What the task requires –
Only a number is wanted: how many lines in the listing contain the word "this"?

☆ ☆ ☆ ☆

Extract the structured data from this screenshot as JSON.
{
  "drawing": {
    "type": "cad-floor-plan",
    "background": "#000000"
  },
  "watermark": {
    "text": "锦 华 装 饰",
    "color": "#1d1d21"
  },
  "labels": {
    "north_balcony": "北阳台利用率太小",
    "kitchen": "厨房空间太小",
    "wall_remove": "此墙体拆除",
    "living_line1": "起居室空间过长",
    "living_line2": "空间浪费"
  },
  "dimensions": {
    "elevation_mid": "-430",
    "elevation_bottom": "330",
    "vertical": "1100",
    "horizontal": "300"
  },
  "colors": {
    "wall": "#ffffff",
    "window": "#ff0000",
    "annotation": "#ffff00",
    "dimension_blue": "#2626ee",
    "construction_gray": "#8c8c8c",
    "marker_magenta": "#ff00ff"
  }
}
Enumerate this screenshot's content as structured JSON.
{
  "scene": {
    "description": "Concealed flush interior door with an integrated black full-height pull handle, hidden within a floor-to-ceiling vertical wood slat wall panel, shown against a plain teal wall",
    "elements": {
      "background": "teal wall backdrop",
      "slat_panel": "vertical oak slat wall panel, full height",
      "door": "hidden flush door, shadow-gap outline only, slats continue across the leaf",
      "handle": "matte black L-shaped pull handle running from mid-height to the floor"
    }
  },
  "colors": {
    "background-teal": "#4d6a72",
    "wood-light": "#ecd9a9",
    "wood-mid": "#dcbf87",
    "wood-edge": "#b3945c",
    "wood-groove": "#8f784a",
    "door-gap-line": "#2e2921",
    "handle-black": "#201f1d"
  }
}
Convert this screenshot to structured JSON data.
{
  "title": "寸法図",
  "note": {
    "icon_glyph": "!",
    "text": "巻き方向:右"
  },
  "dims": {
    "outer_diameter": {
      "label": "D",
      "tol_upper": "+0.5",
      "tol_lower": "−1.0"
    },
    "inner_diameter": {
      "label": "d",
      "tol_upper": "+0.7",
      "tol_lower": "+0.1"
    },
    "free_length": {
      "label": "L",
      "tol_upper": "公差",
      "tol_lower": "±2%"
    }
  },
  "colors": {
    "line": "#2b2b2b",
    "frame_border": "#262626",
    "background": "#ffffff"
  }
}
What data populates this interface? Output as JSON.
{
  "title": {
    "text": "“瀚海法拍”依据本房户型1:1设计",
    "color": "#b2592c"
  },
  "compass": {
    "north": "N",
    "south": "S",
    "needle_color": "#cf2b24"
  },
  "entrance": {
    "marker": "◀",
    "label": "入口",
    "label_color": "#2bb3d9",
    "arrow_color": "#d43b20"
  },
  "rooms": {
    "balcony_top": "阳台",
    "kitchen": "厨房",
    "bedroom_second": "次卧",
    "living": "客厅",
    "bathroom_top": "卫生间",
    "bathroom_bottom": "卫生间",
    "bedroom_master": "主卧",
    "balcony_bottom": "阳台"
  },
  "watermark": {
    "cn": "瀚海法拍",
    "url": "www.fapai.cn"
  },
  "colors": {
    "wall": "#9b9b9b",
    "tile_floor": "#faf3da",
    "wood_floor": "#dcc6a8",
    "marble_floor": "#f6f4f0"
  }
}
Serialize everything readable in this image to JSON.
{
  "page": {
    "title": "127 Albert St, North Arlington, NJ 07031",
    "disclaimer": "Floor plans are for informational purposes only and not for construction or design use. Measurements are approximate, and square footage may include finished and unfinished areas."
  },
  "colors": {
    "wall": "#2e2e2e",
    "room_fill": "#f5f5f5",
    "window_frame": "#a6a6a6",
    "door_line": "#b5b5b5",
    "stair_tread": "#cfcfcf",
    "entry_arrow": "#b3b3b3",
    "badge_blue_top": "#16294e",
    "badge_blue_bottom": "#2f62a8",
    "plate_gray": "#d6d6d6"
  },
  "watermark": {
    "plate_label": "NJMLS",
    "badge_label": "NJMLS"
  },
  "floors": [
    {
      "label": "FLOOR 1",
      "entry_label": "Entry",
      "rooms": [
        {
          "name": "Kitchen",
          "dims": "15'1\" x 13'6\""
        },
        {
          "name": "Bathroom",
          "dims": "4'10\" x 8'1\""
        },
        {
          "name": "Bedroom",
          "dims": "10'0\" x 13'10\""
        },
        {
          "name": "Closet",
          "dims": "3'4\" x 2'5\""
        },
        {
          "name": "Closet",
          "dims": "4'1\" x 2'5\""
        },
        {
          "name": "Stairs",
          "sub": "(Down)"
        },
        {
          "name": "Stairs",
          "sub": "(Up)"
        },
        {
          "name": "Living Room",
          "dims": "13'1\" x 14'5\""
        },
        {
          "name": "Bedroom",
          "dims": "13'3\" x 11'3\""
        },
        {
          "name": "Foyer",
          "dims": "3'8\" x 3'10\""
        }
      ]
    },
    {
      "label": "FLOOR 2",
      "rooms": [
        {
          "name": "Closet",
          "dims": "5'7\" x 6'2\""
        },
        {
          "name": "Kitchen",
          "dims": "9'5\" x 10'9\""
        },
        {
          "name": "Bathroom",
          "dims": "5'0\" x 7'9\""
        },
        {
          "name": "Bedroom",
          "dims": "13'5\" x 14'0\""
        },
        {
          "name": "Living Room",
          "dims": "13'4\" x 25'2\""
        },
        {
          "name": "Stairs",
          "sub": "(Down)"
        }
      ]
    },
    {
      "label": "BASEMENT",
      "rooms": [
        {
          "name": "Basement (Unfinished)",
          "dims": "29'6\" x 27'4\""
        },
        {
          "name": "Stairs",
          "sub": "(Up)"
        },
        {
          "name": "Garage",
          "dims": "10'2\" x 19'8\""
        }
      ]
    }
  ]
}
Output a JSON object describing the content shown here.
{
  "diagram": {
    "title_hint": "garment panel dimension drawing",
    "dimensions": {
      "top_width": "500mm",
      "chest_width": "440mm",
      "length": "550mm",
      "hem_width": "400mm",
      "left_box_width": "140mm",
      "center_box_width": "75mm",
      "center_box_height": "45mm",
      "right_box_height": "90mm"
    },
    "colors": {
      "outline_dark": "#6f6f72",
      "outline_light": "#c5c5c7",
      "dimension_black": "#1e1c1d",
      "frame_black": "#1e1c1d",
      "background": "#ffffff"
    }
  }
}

☆ ☆ ☆ ☆

Task answer –
5